### YOUR INSTRUCTIONS
Look for the string "this" in every line, and copy each line that has it.
========================================================================
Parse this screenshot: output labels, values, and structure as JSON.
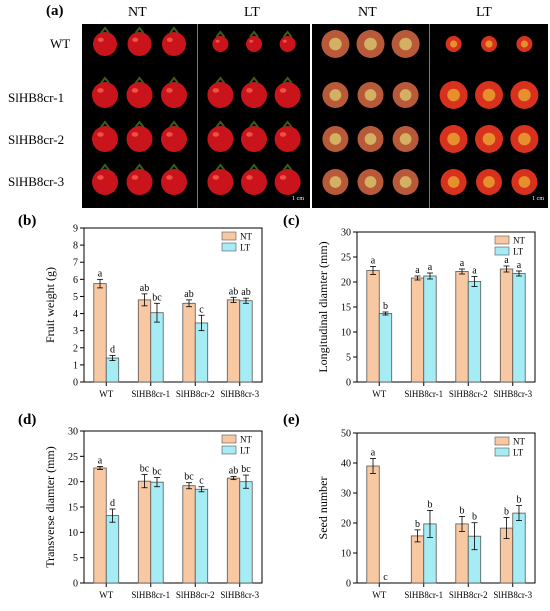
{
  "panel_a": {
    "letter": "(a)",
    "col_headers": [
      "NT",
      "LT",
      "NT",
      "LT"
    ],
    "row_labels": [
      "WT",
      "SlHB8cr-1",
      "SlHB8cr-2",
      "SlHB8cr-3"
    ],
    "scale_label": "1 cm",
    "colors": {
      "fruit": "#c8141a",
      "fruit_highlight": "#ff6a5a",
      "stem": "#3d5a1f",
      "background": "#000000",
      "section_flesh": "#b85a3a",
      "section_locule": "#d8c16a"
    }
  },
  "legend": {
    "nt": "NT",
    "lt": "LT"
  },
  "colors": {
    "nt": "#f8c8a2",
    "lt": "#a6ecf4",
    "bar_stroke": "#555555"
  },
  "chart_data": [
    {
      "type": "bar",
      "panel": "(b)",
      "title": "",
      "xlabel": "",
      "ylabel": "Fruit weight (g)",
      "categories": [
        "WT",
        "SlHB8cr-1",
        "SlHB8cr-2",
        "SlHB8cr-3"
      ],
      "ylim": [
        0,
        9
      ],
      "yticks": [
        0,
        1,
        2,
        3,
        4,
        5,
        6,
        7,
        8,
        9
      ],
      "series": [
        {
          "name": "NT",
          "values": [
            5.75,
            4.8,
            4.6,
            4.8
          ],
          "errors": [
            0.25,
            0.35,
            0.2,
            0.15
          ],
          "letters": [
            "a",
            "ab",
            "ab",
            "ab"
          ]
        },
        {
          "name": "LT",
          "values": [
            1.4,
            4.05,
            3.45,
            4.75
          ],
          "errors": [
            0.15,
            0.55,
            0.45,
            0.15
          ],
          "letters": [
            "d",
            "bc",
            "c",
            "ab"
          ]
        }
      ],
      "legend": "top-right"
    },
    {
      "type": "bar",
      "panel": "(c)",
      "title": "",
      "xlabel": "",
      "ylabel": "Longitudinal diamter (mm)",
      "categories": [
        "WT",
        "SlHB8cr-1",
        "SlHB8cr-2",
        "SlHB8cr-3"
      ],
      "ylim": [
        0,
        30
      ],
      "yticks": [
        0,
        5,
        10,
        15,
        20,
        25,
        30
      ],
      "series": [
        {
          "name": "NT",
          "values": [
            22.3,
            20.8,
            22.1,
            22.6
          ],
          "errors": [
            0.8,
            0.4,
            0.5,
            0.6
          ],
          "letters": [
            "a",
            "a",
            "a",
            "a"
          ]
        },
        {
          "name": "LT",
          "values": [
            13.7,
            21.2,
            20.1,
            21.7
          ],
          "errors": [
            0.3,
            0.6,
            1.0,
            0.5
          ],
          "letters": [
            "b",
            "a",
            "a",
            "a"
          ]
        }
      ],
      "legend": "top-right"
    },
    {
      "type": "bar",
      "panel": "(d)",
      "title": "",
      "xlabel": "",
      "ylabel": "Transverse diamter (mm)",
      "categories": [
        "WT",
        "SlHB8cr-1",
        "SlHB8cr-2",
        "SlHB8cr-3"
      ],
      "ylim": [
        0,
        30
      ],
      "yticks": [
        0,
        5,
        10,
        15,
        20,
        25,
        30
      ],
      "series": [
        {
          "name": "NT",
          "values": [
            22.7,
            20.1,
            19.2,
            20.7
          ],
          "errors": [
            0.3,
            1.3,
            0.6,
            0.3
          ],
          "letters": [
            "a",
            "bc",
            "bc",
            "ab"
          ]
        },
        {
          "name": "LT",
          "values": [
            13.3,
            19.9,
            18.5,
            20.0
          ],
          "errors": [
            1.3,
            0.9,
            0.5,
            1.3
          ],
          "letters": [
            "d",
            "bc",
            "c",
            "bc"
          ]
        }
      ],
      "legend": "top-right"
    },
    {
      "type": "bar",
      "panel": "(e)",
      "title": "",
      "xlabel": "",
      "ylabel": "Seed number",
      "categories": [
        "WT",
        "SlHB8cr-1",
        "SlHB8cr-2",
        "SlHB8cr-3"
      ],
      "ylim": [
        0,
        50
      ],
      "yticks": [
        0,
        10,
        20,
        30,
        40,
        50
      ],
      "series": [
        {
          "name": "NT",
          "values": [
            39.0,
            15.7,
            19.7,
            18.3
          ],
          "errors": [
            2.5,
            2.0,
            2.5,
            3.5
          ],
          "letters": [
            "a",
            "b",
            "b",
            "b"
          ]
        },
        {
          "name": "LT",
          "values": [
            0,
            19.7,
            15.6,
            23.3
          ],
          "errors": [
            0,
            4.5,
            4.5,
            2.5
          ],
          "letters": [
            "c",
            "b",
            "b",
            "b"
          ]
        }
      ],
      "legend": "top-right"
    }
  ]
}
========================================================================
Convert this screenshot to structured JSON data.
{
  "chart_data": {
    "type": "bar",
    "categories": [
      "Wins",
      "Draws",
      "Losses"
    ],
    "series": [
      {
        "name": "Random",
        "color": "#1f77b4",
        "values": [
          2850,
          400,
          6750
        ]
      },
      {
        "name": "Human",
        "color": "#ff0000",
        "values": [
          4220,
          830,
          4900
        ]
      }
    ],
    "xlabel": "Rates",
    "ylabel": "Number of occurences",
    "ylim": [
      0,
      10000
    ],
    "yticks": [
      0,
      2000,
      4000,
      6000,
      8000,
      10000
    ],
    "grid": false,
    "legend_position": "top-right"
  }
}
========================================================================
### CORRECT ANSWER
Parse this screenshot: output labels, values, and structure as JSON.
Convert this screenshot to structured JSON data.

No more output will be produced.